WHAT TO WORK ON: In your copy, include every line of the listing below exactly but none of the pictures.

MATERIAL FOR THIS TASK:
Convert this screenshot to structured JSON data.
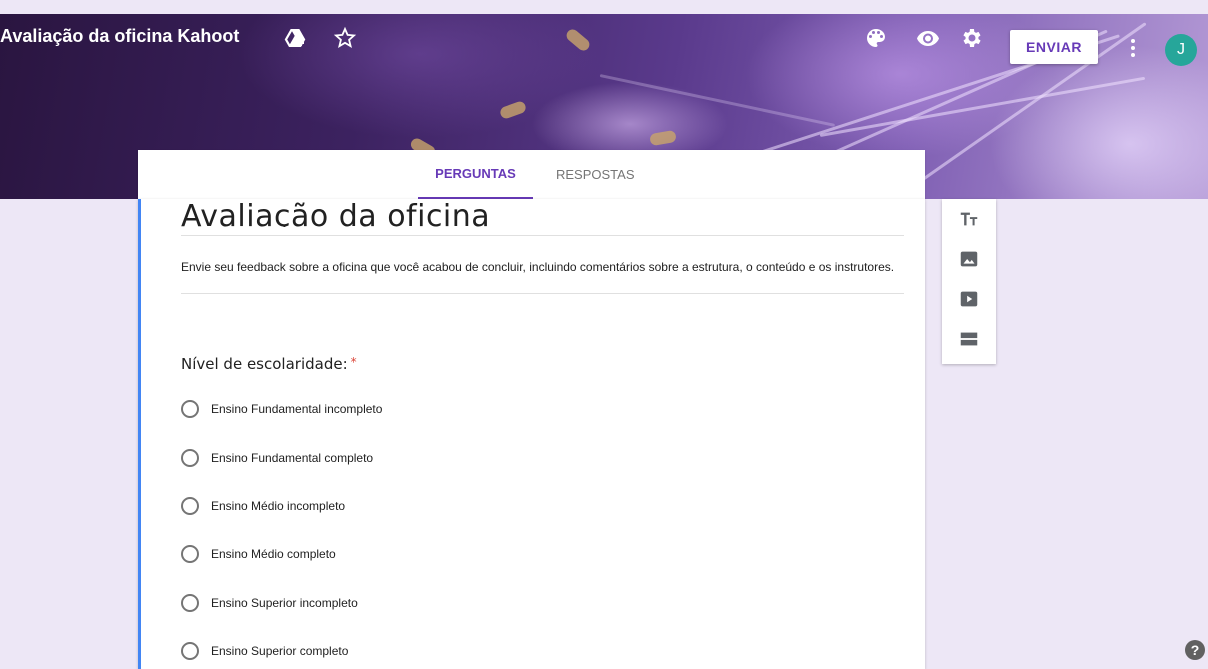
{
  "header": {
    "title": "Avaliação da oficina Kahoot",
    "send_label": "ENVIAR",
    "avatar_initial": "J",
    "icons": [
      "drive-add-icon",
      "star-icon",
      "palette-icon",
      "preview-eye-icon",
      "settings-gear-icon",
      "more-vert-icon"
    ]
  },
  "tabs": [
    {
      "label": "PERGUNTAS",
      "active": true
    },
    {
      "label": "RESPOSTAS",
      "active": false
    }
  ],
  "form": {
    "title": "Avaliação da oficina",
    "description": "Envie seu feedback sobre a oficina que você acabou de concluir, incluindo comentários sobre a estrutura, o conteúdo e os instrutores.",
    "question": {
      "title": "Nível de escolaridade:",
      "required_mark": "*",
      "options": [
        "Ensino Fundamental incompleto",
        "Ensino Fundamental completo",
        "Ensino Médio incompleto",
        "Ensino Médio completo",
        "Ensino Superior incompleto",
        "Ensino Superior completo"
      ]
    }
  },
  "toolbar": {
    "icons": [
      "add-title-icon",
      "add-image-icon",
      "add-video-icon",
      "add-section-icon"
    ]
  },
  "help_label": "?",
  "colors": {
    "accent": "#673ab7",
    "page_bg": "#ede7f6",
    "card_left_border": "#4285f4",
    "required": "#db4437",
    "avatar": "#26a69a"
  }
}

RESPONSE TO THE TASK:
Convert this screenshot to structured JSON data.
{
  "header": {
    "title": "Avaliação da oficina Kahoot",
    "send_label": "ENVIAR",
    "avatar_initial": "J",
    "icons": [
      "drive-add-icon",
      "star-icon",
      "palette-icon",
      "preview-eye-icon",
      "settings-gear-icon",
      "more-vert-icon"
    ]
  },
  "tabs": [
    {
      "label": "PERGUNTAS",
      "active": true
    },
    {
      "label": "RESPOSTAS",
      "active": false
    }
  ],
  "form": {
    "title": "Avaliação da oficina",
    "description": "Envie seu feedback sobre a oficina que você acabou de concluir, incluindo comentários sobre a estrutura, o conteúdo e os instrutores.",
    "question": {
      "title": "Nível de escolaridade:",
      "required_mark": "*",
      "options": [
        "Ensino Fundamental incompleto",
        "Ensino Fundamental completo",
        "Ensino Médio incompleto",
        "Ensino Médio completo",
        "Ensino Superior incompleto",
        "Ensino Superior completo"
      ]
    }
  },
  "toolbar": {
    "icons": [
      "add-title-icon",
      "add-image-icon",
      "add-video-icon",
      "add-section-icon"
    ]
  },
  "help_label": "?",
  "colors": {
    "accent": "#673ab7",
    "page_bg": "#ede7f6",
    "card_left_border": "#4285f4",
    "required": "#db4437",
    "avatar": "#26a69a"
  }
}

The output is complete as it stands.